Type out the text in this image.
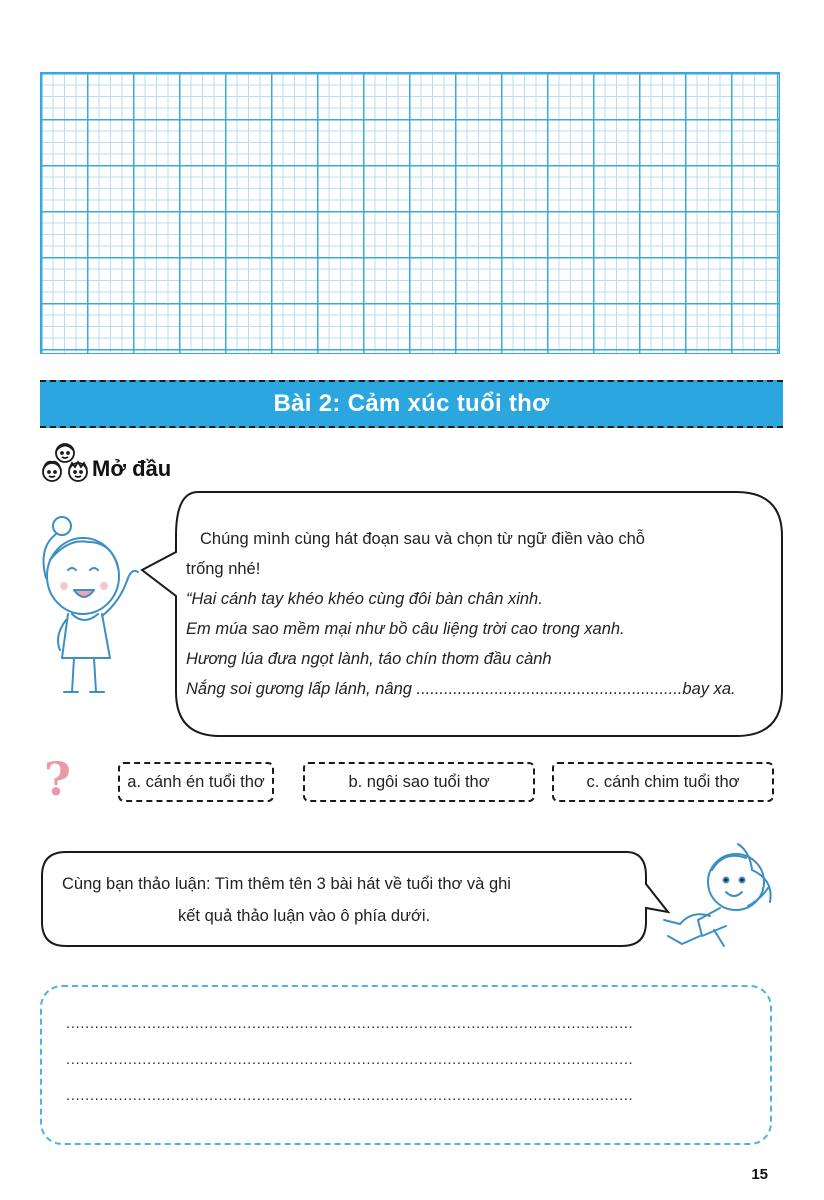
Bài 2: Cảm xúc tuổi thơ
Mở đầu

Chúng mình cùng hát đoạn sau và chọn từ ngữ điền vào chỗ

trống nhé!

“Hai cánh tay khéo khéo cùng đôi bàn chân xinh.

Em múa sao mềm mại như bồ câu liệng trời cao trong xanh.

Hương lúa đưa ngọt lành, táo chín thơm đầu cành

Nắng soi gương lấp lánh, nâng ..........................................................bay xa.

?	a. cánh én tuổi thơ	b. ngôi sao tuổi thơ	c. cánh chim tuổi thơ

Cùng bạn thảo luận: Tìm thêm tên 3 bài hát về tuổi thơ và ghi

kết quả thảo luận vào ô phía dưới.

.......................................................................................................................
.......................................................................................................................
.......................................................................................................................
15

▶ _Aim of the exercise_
What you return should match the records above word for word, minus the pictures.

▶ _Answer to the problem_
Type out the text in this image.
Bài 2: Cảm xúc tuổi thơ
Mở đầu

Chúng mình cùng hát đoạn sau và chọn từ ngữ điền vào chỗ

trống nhé!

“Hai cánh tay khéo khéo cùng đôi bàn chân xinh.

Em múa sao mềm mại như bồ câu liệng trời cao trong xanh.

Hương lúa đưa ngọt lành, táo chín thơm đầu cành

Nắng soi gương lấp lánh, nâng ..........................................................bay xa.

?	a. cánh én tuổi thơ	b. ngôi sao tuổi thơ	c. cánh chim tuổi thơ

Cùng bạn thảo luận: Tìm thêm tên 3 bài hát về tuổi thơ và ghi

kết quả thảo luận vào ô phía dưới.

.......................................................................................................................
.......................................................................................................................
.......................................................................................................................
15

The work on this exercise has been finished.